■ ROWS

--------

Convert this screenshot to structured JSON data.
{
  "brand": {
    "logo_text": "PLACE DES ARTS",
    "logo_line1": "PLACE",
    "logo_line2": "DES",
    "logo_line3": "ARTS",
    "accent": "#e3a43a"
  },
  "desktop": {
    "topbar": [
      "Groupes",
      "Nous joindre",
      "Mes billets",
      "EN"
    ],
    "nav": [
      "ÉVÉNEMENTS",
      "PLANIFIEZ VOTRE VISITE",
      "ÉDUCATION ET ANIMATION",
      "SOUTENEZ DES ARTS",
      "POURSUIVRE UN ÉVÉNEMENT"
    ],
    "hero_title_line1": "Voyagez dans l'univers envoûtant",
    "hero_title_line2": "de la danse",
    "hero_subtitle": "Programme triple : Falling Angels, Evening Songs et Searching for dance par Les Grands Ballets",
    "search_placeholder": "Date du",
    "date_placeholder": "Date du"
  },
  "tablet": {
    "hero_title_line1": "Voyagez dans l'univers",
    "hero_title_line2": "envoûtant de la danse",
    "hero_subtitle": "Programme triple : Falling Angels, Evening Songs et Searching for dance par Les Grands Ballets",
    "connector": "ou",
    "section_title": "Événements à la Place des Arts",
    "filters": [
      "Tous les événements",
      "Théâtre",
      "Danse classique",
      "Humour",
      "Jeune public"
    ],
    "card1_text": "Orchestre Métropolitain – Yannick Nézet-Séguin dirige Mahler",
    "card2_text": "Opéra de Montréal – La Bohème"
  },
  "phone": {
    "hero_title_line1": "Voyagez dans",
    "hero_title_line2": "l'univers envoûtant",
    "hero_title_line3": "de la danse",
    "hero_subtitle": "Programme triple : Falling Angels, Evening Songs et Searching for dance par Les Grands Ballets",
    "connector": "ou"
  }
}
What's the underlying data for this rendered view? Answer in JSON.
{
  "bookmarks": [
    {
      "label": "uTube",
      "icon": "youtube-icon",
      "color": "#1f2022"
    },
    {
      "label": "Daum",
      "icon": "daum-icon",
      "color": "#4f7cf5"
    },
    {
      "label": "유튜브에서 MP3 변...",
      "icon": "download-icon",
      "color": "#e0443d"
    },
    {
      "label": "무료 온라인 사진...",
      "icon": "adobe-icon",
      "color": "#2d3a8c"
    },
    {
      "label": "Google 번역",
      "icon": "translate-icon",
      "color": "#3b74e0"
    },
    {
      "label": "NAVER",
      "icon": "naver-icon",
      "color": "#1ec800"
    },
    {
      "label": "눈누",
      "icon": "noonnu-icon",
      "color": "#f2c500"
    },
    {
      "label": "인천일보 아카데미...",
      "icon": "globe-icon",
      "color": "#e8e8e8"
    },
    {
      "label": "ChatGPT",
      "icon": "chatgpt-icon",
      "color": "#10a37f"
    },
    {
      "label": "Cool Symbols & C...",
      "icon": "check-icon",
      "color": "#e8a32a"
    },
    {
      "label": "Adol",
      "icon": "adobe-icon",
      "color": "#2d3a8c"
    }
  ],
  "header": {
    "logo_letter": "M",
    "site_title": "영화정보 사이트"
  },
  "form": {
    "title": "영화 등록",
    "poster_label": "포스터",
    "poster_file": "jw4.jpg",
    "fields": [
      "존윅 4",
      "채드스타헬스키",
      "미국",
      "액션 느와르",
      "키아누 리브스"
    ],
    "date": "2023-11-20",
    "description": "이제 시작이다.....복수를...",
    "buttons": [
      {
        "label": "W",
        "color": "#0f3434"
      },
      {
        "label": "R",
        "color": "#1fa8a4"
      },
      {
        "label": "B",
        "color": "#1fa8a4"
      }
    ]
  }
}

--------

■ WHAT TO WORK ON
Filter the entries down to the lines with the word "this" in them.

■ RESULT OF THE EXERCISE
Convert this screenshot to structured JSON data.
What's the underlying data for this rendered view? Answer in JSON.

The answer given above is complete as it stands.